[Start of TASK INPUT]

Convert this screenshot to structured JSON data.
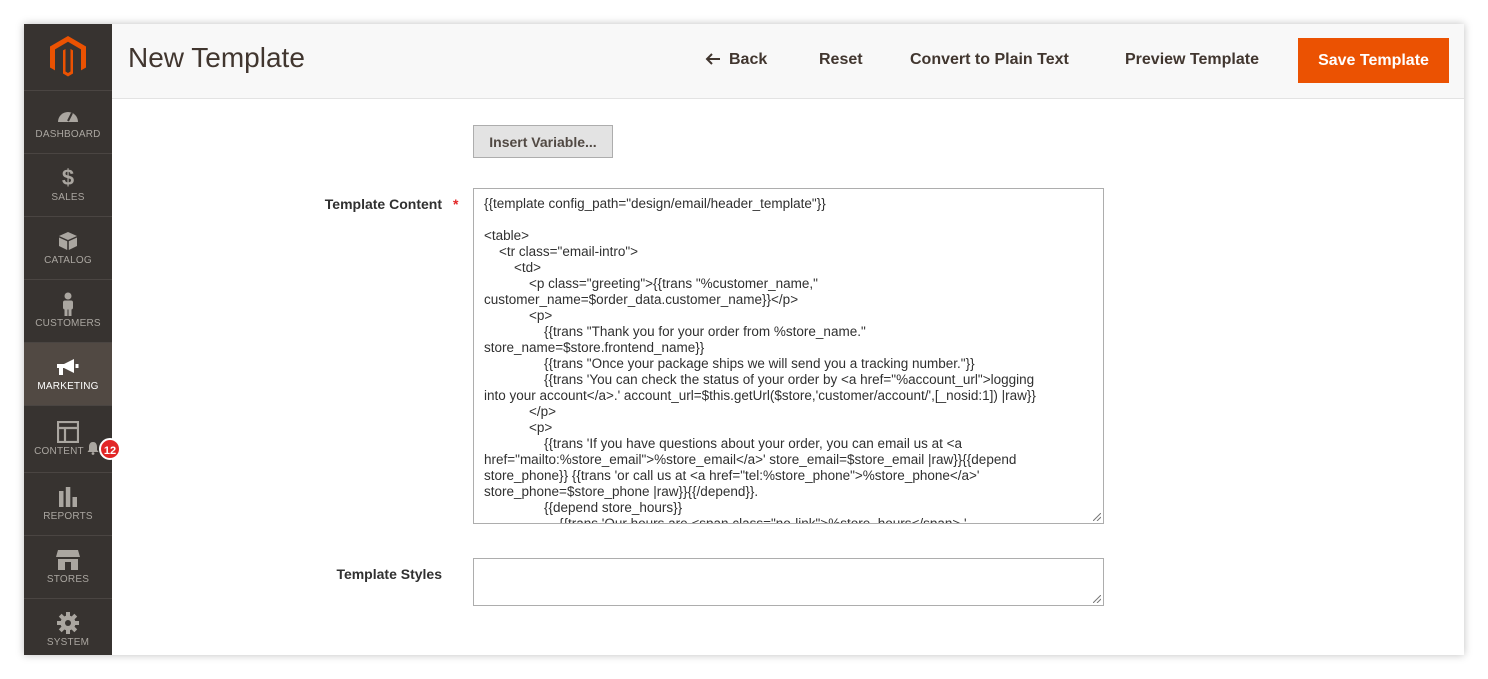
{
  "header": {
    "title": "New Template",
    "back_label": "Back",
    "reset_label": "Reset",
    "convert_label": "Convert to Plain Text",
    "preview_label": "Preview Template",
    "save_label": "Save Template"
  },
  "sidebar": {
    "items": [
      {
        "label": "DASHBOARD",
        "icon": "dashboard-icon"
      },
      {
        "label": "SALES",
        "icon": "dollar-icon"
      },
      {
        "label": "CATALOG",
        "icon": "box-icon"
      },
      {
        "label": "CUSTOMERS",
        "icon": "person-icon"
      },
      {
        "label": "MARKETING",
        "icon": "megaphone-icon",
        "active": true
      },
      {
        "label": "CONTENT",
        "icon": "layout-icon"
      },
      {
        "label": "REPORTS",
        "icon": "bar-chart-icon"
      },
      {
        "label": "STORES",
        "icon": "storefront-icon"
      },
      {
        "label": "SYSTEM",
        "icon": "gear-icon"
      }
    ],
    "notification_count": "12"
  },
  "form": {
    "insert_variable_label": "Insert Variable...",
    "template_content_label": "Template Content",
    "template_styles_label": "Template Styles",
    "required_mark": "*",
    "template_content_lines": [
      "{{template config_path=\"design/email/header_template\"}}",
      "",
      "<table>",
      "    <tr class=\"email-intro\">",
      "        <td>",
      "            <p class=\"greeting\">{{trans \"%customer_name,\"",
      "customer_name=$order_data.customer_name}}</p>",
      "            <p>",
      "                {{trans \"Thank you for your order from %store_name.\"",
      "store_name=$store.frontend_name}}",
      "                {{trans \"Once your package ships we will send you a tracking number.\"}}",
      "                {{trans 'You can check the status of your order by <a href=\"%account_url\">logging",
      "into your account</a>.' account_url=$this.getUrl($store,'customer/account/',[_nosid:1]) |raw}}",
      "            </p>",
      "            <p>",
      "                {{trans 'If you have questions about your order, you can email us at <a",
      "href=\"mailto:%store_email\">%store_email</a>' store_email=$store_email |raw}}{{depend",
      "store_phone}} {{trans 'or call us at <a href=\"tel:%store_phone\">%store_phone</a>'",
      "store_phone=$store_phone |raw}}{{/depend}}.",
      "                {{depend store_hours}}",
      "                    {{trans 'Our hours are <span class=\"no-link\">%store_hours</span>.'"
    ],
    "template_styles_value": ""
  },
  "colors": {
    "accent": "#eb5202",
    "sidebar_bg": "#373330",
    "sidebar_active": "#514943",
    "badge": "#e22626"
  }
}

[End of TASK INPUT]

Output the data exactly. Pictures don't belong in the result.

WRITTEN RESPONSE
Convert this screenshot to structured JSON data.
{
  "header": {
    "title": "New Template",
    "back_label": "Back",
    "reset_label": "Reset",
    "convert_label": "Convert to Plain Text",
    "preview_label": "Preview Template",
    "save_label": "Save Template"
  },
  "sidebar": {
    "items": [
      {
        "label": "DASHBOARD",
        "icon": "dashboard-icon"
      },
      {
        "label": "SALES",
        "icon": "dollar-icon"
      },
      {
        "label": "CATALOG",
        "icon": "box-icon"
      },
      {
        "label": "CUSTOMERS",
        "icon": "person-icon"
      },
      {
        "label": "MARKETING",
        "icon": "megaphone-icon",
        "active": true
      },
      {
        "label": "CONTENT",
        "icon": "layout-icon"
      },
      {
        "label": "REPORTS",
        "icon": "bar-chart-icon"
      },
      {
        "label": "STORES",
        "icon": "storefront-icon"
      },
      {
        "label": "SYSTEM",
        "icon": "gear-icon"
      }
    ],
    "notification_count": "12"
  },
  "form": {
    "insert_variable_label": "Insert Variable...",
    "template_content_label": "Template Content",
    "template_styles_label": "Template Styles",
    "required_mark": "*",
    "template_content_lines": [
      "{{template config_path=\"design/email/header_template\"}}",
      "",
      "<table>",
      "    <tr class=\"email-intro\">",
      "        <td>",
      "            <p class=\"greeting\">{{trans \"%customer_name,\"",
      "customer_name=$order_data.customer_name}}</p>",
      "            <p>",
      "                {{trans \"Thank you for your order from %store_name.\"",
      "store_name=$store.frontend_name}}",
      "                {{trans \"Once your package ships we will send you a tracking number.\"}}",
      "                {{trans 'You can check the status of your order by <a href=\"%account_url\">logging",
      "into your account</a>.' account_url=$this.getUrl($store,'customer/account/',[_nosid:1]) |raw}}",
      "            </p>",
      "            <p>",
      "                {{trans 'If you have questions about your order, you can email us at <a",
      "href=\"mailto:%store_email\">%store_email</a>' store_email=$store_email |raw}}{{depend",
      "store_phone}} {{trans 'or call us at <a href=\"tel:%store_phone\">%store_phone</a>'",
      "store_phone=$store_phone |raw}}{{/depend}}.",
      "                {{depend store_hours}}",
      "                    {{trans 'Our hours are <span class=\"no-link\">%store_hours</span>.'"
    ],
    "template_styles_value": ""
  },
  "colors": {
    "accent": "#eb5202",
    "sidebar_bg": "#373330",
    "sidebar_active": "#514943",
    "badge": "#e22626"
  }
}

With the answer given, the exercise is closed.